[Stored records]
- - - -
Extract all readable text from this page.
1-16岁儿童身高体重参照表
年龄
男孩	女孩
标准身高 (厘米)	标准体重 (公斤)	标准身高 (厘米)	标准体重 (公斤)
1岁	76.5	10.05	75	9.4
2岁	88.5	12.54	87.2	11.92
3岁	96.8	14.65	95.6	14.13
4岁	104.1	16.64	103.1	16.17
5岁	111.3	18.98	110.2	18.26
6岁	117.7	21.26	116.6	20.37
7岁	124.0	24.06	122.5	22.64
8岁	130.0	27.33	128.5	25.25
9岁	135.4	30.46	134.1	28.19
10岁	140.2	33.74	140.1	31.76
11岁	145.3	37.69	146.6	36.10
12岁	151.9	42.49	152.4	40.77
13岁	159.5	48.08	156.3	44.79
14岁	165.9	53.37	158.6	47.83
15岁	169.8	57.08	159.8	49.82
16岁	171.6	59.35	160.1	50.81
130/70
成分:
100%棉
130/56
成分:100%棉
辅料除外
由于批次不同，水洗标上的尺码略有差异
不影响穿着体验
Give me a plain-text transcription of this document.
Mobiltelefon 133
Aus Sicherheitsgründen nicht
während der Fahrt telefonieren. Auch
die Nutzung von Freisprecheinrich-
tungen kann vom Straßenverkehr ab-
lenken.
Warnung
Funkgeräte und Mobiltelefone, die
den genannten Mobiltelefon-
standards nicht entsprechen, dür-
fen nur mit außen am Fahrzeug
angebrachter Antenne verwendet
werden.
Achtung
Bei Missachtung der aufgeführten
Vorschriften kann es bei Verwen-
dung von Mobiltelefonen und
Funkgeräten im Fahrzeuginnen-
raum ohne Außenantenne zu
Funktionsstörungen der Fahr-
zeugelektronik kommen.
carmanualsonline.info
- - - -
JOB:
Transcribe all the entries, keeping each one exactly as it is.

PROBLEM SOLUTION:
Extract all readable text from this page.
1-16岁儿童身高体重参照表
年龄
男孩	女孩
标准身高 (厘米)	标准体重 (公斤)	标准身高 (厘米)	标准体重 (公斤)
1岁	76.5	10.05	75	9.4
2岁	88.5	12.54	87.2	11.92
3岁	96.8	14.65	95.6	14.13
4岁	104.1	16.64	103.1	16.17
5岁	111.3	18.98	110.2	18.26
6岁	117.7	21.26	116.6	20.37
7岁	124.0	24.06	122.5	22.64
8岁	130.0	27.33	128.5	25.25
9岁	135.4	30.46	134.1	28.19
10岁	140.2	33.74	140.1	31.76
11岁	145.3	37.69	146.6	36.10
12岁	151.9	42.49	152.4	40.77
13岁	159.5	48.08	156.3	44.79
14岁	165.9	53.37	158.6	47.83
15岁	169.8	57.08	159.8	49.82
16岁	171.6	59.35	160.1	50.81
130/70
成分:
100%棉
130/56
成分:100%棉
辅料除外
由于批次不同，水洗标上的尺码略有差异
不影响穿着体验
Give me a plain-text transcription of this document.
Mobiltelefon 133
Aus Sicherheitsgründen nicht
während der Fahrt telefonieren. Auch
die Nutzung von Freisprecheinrich-
tungen kann vom Straßenverkehr ab-
lenken.
Warnung
Funkgeräte und Mobiltelefone, die
den genannten Mobiltelefon-
standards nicht entsprechen, dür-
fen nur mit außen am Fahrzeug
angebrachter Antenne verwendet
werden.
Achtung
Bei Missachtung der aufgeführten
Vorschriften kann es bei Verwen-
dung von Mobiltelefonen und
Funkgeräten im Fahrzeuginnen-
raum ohne Außenantenne zu
Funktionsstörungen der Fahr-
zeugelektronik kommen.
carmanualsonline.info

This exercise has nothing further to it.